Work to do:
Here are some records; quote them exactly, leaving out the pictures.

** start of Material for this exercise **

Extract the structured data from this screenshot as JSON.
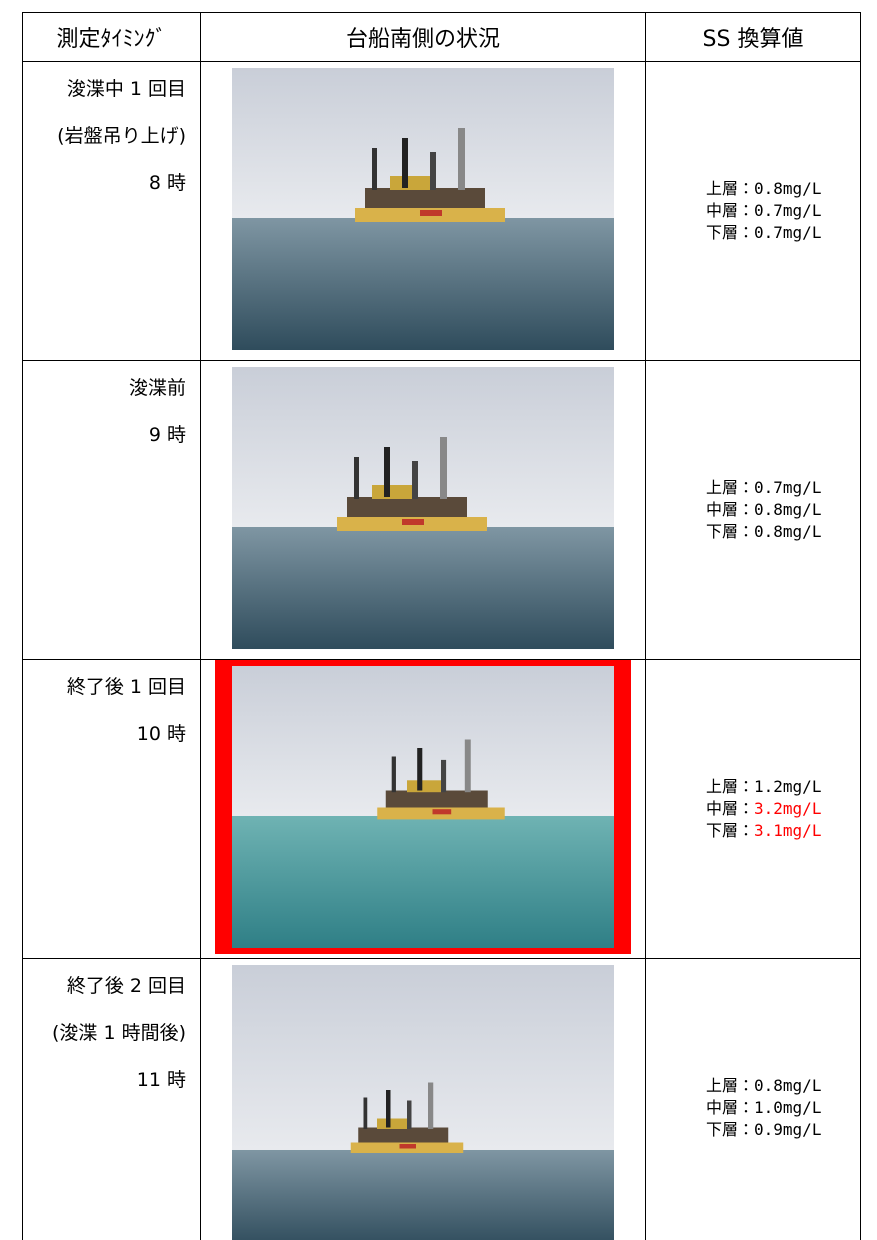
{
  "table": {
    "header": [
      "測定ﾀｲﾐﾝｸﾞ",
      "台船南側の状況",
      "SS 換算値"
    ],
    "rows": [
      {
        "timing": [
          "浚渫中 1 回目",
          "(岩盤吊り上げ)",
          "8 時"
        ],
        "ss": [
          {
            "label": "上層：",
            "value": "0.8mg/L"
          },
          {
            "label": "中層：",
            "value": "0.7mg/L"
          },
          {
            "label": "下層：",
            "value": "0.7mg/L"
          }
        ]
      },
      {
        "timing": [
          "浚渫前",
          "9 時"
        ],
        "ss": [
          {
            "label": "上層：",
            "value": "0.7mg/L"
          },
          {
            "label": "中層：",
            "value": "0.8mg/L"
          },
          {
            "label": "下層：",
            "value": "0.8mg/L"
          }
        ]
      },
      {
        "timing": [
          "終了後 1 回目",
          "10 時"
        ],
        "photo_frame_color": "#ff0000",
        "ss": [
          {
            "label": "上層：",
            "value": "1.2mg/L"
          },
          {
            "label": "中層：",
            "value": "3.2mg/L",
            "color": "#ff0000"
          },
          {
            "label": "下層：",
            "value": "3.1mg/L",
            "color": "#ff0000"
          }
        ]
      },
      {
        "timing": [
          "終了後 2 回目",
          "(浚渫 1 時間後)",
          "11 時"
        ],
        "ss": [
          {
            "label": "上層：",
            "value": "0.8mg/L"
          },
          {
            "label": "中層：",
            "value": "1.0mg/L"
          },
          {
            "label": "下層：",
            "value": "0.9mg/L"
          }
        ]
      }
    ]
  }
}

** end of Material for this exercise **

Solution to the exercise:
Extract the structured data from this screenshot as JSON.
{
  "table": {
    "header": [
      "測定ﾀｲﾐﾝｸﾞ",
      "台船南側の状況",
      "SS 換算値"
    ],
    "rows": [
      {
        "timing": [
          "浚渫中 1 回目",
          "(岩盤吊り上げ)",
          "8 時"
        ],
        "ss": [
          {
            "label": "上層：",
            "value": "0.8mg/L"
          },
          {
            "label": "中層：",
            "value": "0.7mg/L"
          },
          {
            "label": "下層：",
            "value": "0.7mg/L"
          }
        ]
      },
      {
        "timing": [
          "浚渫前",
          "9 時"
        ],
        "ss": [
          {
            "label": "上層：",
            "value": "0.7mg/L"
          },
          {
            "label": "中層：",
            "value": "0.8mg/L"
          },
          {
            "label": "下層：",
            "value": "0.8mg/L"
          }
        ]
      },
      {
        "timing": [
          "終了後 1 回目",
          "10 時"
        ],
        "photo_frame_color": "#ff0000",
        "ss": [
          {
            "label": "上層：",
            "value": "1.2mg/L"
          },
          {
            "label": "中層：",
            "value": "3.2mg/L",
            "color": "#ff0000"
          },
          {
            "label": "下層：",
            "value": "3.1mg/L",
            "color": "#ff0000"
          }
        ]
      },
      {
        "timing": [
          "終了後 2 回目",
          "(浚渫 1 時間後)",
          "11 時"
        ],
        "ss": [
          {
            "label": "上層：",
            "value": "0.8mg/L"
          },
          {
            "label": "中層：",
            "value": "1.0mg/L"
          },
          {
            "label": "下層：",
            "value": "0.9mg/L"
          }
        ]
      }
    ]
  }
}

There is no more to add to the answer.